* [Entries]
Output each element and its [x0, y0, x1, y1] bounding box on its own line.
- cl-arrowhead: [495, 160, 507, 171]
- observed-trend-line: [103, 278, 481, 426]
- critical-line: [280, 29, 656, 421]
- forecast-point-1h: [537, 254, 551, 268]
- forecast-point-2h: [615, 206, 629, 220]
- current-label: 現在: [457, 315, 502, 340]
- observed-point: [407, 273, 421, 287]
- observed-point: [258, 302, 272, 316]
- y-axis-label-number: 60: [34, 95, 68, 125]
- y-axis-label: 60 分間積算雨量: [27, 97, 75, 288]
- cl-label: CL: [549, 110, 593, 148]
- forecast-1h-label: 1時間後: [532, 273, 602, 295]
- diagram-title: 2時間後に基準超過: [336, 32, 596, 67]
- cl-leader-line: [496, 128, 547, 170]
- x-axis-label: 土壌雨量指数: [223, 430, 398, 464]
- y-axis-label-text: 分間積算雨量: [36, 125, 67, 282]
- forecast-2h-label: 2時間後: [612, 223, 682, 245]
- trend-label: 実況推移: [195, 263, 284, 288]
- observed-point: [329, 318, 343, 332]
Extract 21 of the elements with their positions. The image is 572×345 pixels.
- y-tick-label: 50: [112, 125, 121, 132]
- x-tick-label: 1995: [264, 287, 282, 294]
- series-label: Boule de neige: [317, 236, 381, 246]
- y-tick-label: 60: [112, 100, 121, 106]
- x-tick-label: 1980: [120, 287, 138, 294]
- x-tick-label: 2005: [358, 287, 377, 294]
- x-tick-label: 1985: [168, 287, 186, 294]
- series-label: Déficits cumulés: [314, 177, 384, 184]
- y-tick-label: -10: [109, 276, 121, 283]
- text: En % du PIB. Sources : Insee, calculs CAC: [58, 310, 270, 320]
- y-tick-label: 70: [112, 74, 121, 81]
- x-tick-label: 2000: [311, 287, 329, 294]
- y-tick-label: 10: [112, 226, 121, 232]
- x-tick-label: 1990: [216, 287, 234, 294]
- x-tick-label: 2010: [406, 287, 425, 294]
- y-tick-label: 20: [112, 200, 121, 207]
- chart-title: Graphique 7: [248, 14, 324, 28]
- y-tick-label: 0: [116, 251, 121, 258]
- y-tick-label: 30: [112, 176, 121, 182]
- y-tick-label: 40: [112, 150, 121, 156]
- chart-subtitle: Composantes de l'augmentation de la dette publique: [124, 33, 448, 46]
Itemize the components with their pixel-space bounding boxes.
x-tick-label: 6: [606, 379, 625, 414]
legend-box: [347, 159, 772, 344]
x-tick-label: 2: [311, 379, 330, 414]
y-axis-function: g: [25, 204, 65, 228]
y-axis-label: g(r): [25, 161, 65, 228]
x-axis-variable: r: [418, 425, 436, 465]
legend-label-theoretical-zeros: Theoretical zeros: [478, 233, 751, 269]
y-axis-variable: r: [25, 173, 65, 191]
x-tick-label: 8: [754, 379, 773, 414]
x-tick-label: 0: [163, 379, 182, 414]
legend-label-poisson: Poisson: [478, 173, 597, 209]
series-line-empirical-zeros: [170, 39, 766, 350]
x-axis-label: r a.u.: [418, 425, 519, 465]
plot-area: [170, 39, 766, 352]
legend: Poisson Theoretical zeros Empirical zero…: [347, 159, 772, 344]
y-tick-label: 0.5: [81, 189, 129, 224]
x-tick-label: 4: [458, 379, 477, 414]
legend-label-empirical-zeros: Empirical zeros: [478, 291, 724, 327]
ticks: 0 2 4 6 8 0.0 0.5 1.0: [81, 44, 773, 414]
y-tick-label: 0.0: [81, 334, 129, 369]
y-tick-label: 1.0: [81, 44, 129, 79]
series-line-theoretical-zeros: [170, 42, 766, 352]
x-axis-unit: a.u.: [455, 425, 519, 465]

* [Written problem]
Copy the material above line for line, without changing anything.

* [Correct result]
Output each element and its [x0, y0, x1, y1] bounding box on its own line.
- cl-arrowhead: [495, 160, 507, 171]
- observed-trend-line: [103, 278, 481, 426]
- critical-line: [280, 29, 656, 421]
- forecast-point-1h: [537, 254, 551, 268]
- forecast-point-2h: [615, 206, 629, 220]
- current-label: 現在: [457, 315, 502, 340]
- observed-point: [407, 273, 421, 287]
- observed-point: [258, 302, 272, 316]
- y-axis-label-number: 60: [34, 95, 68, 125]
- y-axis-label: 60 分間積算雨量: [27, 97, 75, 288]
- cl-label: CL: [549, 110, 593, 148]
- forecast-1h-label: 1時間後: [532, 273, 602, 295]
- diagram-title: 2時間後に基準超過: [336, 32, 596, 67]
- cl-leader-line: [496, 128, 547, 170]
- x-axis-label: 土壌雨量指数: [223, 430, 398, 464]
- y-axis-label-text: 分間積算雨量: [36, 125, 67, 282]
- forecast-2h-label: 2時間後: [612, 223, 682, 245]
- trend-label: 実況推移: [195, 263, 284, 288]
- observed-point: [329, 318, 343, 332]
Extract 21 of the elements with their positions. The image is 572×345 pixels.
- y-tick-label: 50: [112, 125, 121, 132]
- x-tick-label: 1995: [264, 287, 282, 294]
- series-label: Boule de neige: [317, 236, 381, 246]
- y-tick-label: 60: [112, 100, 121, 106]
- x-tick-label: 1980: [120, 287, 138, 294]
- x-tick-label: 2005: [358, 287, 377, 294]
- x-tick-label: 1985: [168, 287, 186, 294]
- series-label: Déficits cumulés: [314, 177, 384, 184]
- y-tick-label: -10: [109, 276, 121, 283]
- text: En % du PIB. Sources : Insee, calculs CAC: [58, 310, 270, 320]
- y-tick-label: 70: [112, 74, 121, 81]
- x-tick-label: 2000: [311, 287, 329, 294]
- y-tick-label: 10: [112, 226, 121, 232]
- x-tick-label: 1990: [216, 287, 234, 294]
- x-tick-label: 2010: [406, 287, 425, 294]
- y-tick-label: 20: [112, 200, 121, 207]
- chart-title: Graphique 7: [248, 14, 324, 28]
- y-tick-label: 0: [116, 251, 121, 258]
- y-tick-label: 30: [112, 176, 121, 182]
- y-tick-label: 40: [112, 150, 121, 156]
- chart-subtitle: Composantes de l'augmentation de la dette publique: [124, 33, 448, 46]
Itemize the components with their pixel-space bounding boxes.
x-tick-label: 6: [606, 379, 625, 414]
legend-box: [347, 159, 772, 344]
x-tick-label: 2: [311, 379, 330, 414]
y-axis-function: g: [25, 204, 65, 228]
y-axis-label: g(r): [25, 161, 65, 228]
x-axis-variable: r: [418, 425, 436, 465]
legend-label-theoretical-zeros: Theoretical zeros: [478, 233, 751, 269]
y-axis-variable: r: [25, 173, 65, 191]
x-tick-label: 8: [754, 379, 773, 414]
x-tick-label: 0: [163, 379, 182, 414]
legend-label-poisson: Poisson: [478, 173, 597, 209]
series-line-empirical-zeros: [170, 39, 766, 350]
x-axis-label: r a.u.: [418, 425, 519, 465]
plot-area: [170, 39, 766, 352]
legend: Poisson Theoretical zeros Empirical zero…: [347, 159, 772, 344]
y-tick-label: 0.5: [81, 189, 129, 224]
x-tick-label: 4: [458, 379, 477, 414]
legend-label-empirical-zeros: Empirical zeros: [478, 291, 724, 327]
ticks: 0 2 4 6 8 0.0 0.5 1.0: [81, 44, 773, 414]
y-tick-label: 0.0: [81, 334, 129, 369]
y-tick-label: 1.0: [81, 44, 129, 79]
series-line-theoretical-zeros: [170, 42, 766, 352]
x-axis-unit: a.u.: [455, 425, 519, 465]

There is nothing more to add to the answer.